## TASK BRIEF
Look through the entries and report how many lines include the word "this". Give the number alone.

## Records that describe figures
## Start

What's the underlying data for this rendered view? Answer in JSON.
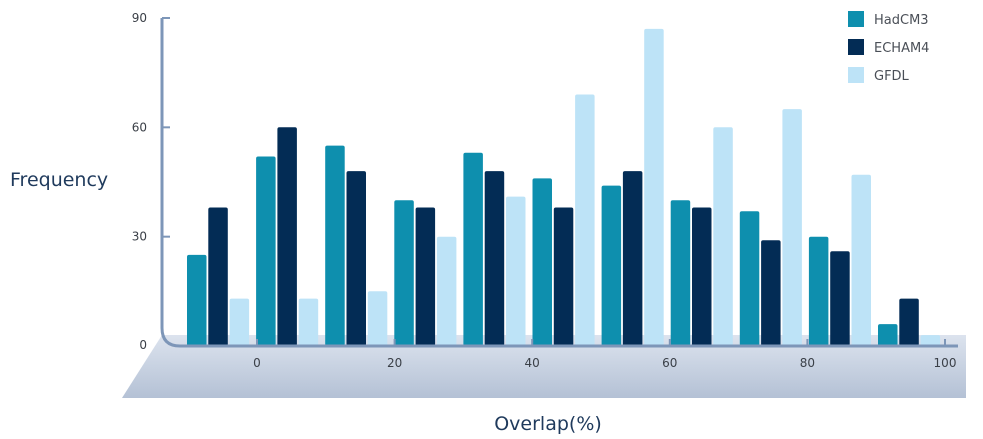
{
  "chart_data": {
    "type": "bar",
    "ylabel": "Frequency",
    "xlabel": "Overlap(%)",
    "ylim": [
      0,
      90
    ],
    "yticks": [
      0,
      30,
      60,
      90
    ],
    "xticks": [
      0,
      20,
      40,
      60,
      80,
      100
    ],
    "legend_position": "top-right",
    "grid": false,
    "groups": 11,
    "series": [
      {
        "name": "HadCM3",
        "color": "#0e8fae",
        "values": [
          25,
          52,
          55,
          40,
          53,
          46,
          44,
          40,
          37,
          30,
          6
        ]
      },
      {
        "name": "ECHAM4",
        "color": "#032c55",
        "values": [
          38,
          60,
          48,
          38,
          48,
          38,
          48,
          38,
          29,
          26,
          13
        ]
      },
      {
        "name": "GFDL",
        "color": "#bde3f7",
        "values": [
          13,
          13,
          15,
          30,
          41,
          69,
          87,
          60,
          65,
          47,
          3
        ]
      }
    ]
  }
}
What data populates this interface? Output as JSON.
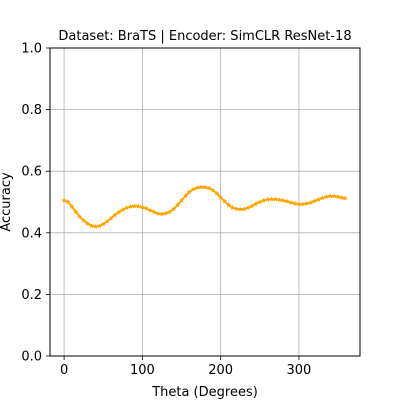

## End

## RESPONSE
2